**Your goal:**
Pull out every line with the word "Microsoft".
--- BEGIN ---
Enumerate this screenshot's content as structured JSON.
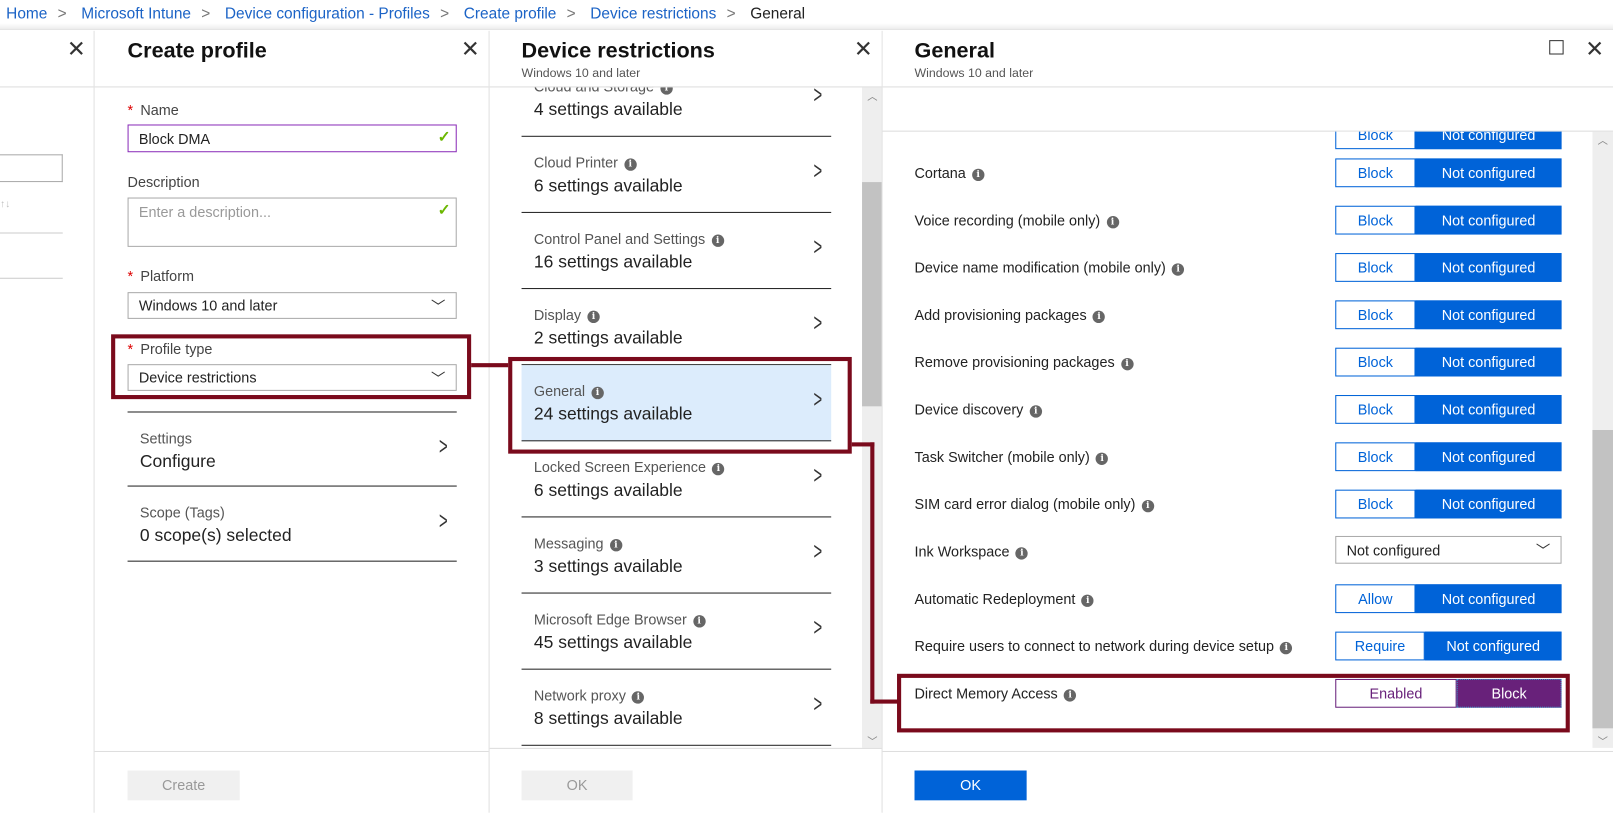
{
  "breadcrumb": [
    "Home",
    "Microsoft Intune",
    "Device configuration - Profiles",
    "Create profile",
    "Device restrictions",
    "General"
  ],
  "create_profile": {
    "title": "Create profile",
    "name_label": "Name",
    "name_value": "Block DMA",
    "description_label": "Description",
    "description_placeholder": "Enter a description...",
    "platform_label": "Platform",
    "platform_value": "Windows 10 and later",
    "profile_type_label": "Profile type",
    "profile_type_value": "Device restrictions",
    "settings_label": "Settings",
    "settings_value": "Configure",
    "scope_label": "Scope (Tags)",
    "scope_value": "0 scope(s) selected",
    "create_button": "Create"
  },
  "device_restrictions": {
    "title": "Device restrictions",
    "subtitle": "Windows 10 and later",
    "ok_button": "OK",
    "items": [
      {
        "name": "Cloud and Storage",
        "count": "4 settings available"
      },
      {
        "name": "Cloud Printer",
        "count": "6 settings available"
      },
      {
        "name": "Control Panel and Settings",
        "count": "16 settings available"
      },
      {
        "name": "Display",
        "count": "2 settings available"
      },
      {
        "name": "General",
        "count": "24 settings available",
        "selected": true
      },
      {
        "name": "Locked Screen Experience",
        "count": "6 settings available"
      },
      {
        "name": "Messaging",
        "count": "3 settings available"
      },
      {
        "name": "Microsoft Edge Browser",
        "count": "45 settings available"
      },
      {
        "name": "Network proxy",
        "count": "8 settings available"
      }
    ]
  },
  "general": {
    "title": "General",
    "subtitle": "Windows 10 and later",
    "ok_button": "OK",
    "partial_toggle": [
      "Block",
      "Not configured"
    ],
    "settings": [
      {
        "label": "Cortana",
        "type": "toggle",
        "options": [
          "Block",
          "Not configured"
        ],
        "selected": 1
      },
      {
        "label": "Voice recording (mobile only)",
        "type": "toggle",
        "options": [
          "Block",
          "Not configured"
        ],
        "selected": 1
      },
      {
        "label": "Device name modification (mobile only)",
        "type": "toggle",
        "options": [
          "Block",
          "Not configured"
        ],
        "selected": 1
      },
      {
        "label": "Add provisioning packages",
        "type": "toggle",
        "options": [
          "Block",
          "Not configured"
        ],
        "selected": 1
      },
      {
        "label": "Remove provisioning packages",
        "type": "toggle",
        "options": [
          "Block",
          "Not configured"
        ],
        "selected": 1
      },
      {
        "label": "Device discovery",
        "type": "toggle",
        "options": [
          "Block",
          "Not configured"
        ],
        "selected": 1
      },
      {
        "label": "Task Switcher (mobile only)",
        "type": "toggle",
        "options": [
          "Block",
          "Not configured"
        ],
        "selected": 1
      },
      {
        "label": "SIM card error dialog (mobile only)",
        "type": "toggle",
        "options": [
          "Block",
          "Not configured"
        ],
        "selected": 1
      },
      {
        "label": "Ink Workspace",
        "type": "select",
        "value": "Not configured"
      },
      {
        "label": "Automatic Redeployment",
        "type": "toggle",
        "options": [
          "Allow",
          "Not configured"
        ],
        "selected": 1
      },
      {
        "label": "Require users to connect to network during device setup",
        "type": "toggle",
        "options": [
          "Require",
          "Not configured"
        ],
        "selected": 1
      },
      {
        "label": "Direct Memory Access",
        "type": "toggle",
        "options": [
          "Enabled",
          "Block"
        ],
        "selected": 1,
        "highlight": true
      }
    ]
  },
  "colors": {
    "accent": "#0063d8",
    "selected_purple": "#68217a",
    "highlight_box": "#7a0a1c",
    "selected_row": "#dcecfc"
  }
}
--- END ---
**Worked solution:**
    "Microsoft Intune",
        "name": "Microsoft Edge Browser",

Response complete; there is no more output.